-- PROVIDED RECORDS --
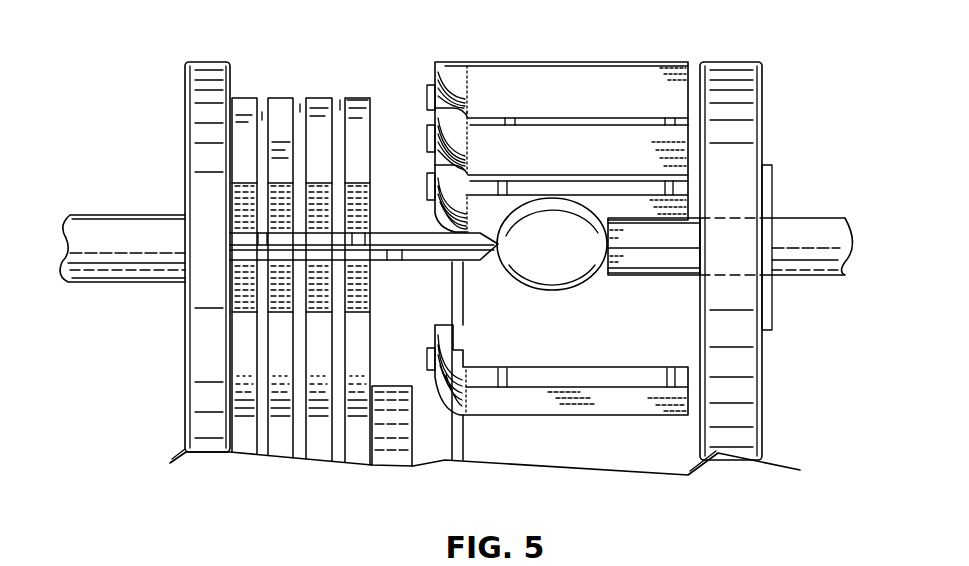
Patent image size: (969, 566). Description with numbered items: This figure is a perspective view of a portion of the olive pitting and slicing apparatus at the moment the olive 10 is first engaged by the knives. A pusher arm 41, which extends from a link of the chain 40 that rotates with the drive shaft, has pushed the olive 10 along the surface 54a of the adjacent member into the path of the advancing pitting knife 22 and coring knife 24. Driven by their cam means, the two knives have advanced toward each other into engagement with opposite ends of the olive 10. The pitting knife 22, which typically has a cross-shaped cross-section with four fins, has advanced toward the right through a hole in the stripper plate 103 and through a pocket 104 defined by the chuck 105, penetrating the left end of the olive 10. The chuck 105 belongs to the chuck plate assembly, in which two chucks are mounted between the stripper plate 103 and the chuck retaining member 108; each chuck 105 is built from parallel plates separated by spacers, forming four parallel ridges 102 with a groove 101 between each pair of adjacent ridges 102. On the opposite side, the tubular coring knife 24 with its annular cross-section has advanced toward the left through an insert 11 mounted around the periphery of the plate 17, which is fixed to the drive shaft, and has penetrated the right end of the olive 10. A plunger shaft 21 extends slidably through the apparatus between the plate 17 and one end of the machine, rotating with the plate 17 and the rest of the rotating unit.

The olive 10 is at (533, 270).
The insert 11 is at (770, 183).
The plate 17 is at (753, 362).
The plunger shaft 21 is at (132, 228).
The pitting knife 22 is at (428, 260).
The coring knife 24 is at (656, 258).
The chain 40 is at (457, 450).
The pusher arm 41 is at (617, 143).
The surface of member 54 54a is at (593, 350).
The groove 101 is at (340, 102).
The ridge 102 is at (358, 450).
The stripper plate 103 is at (210, 427).
The pocket 104 is at (360, 312).
The chuck 105 is at (355, 92).
The chuck retaining member 108 is at (393, 430).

-- YOUR INSTRUCTIONS --
Copy the lines from the start of the records up to and including the line with "The surface of". Omit the pictures from your answer.

-- SOLUTION --
Patent image size: (969, 566). Description with numbered items: This figure is a perspective view of a portion of the olive pitting and slicing apparatus at the moment the olive 10 is first engaged by the knives. A pusher arm 41, which extends from a link of the chain 40 that rotates with the drive shaft, has pushed the olive 10 along the surface 54a of the adjacent member into the path of the advancing pitting knife 22 and coring knife 24. Driven by their cam means, the two knives have advanced toward each other into engagement with opposite ends of the olive 10. The pitting knife 22, which typically has a cross-shaped cross-section with four fins, has advanced toward the right through a hole in the stripper plate 103 and through a pocket 104 defined by the chuck 105, penetrating the left end of the olive 10. The chuck 105 belongs to the chuck plate assembly, in which two chucks are mounted between the stripper plate 103 and the chuck retaining member 108; each chuck 105 is built from parallel plates separated by spacers, forming four parallel ridges 102 with a groove 101 between each pair of adjacent ridges 102. On the opposite side, the tubular coring knife 24 with its annular cross-section has advanced toward the left through an insert 11 mounted around the periphery of the plate 17, which is fixed to the drive shaft, and has penetrated the right end of the olive 10. A plunger shaft 21 extends slidably through the apparatus between the plate 17 and one end of the machine, rotating with the plate 17 and the rest of the rotating unit.

The olive 10 is at (533, 270).
The insert 11 is at (770, 183).
The plate 17 is at (753, 362).
The plunger shaft 21 is at (132, 228).
The pitting knife 22 is at (428, 260).
The coring knife 24 is at (656, 258).
The chain 40 is at (457, 450).
The pusher arm 41 is at (617, 143).
The surface of member 54 54a is at (593, 350).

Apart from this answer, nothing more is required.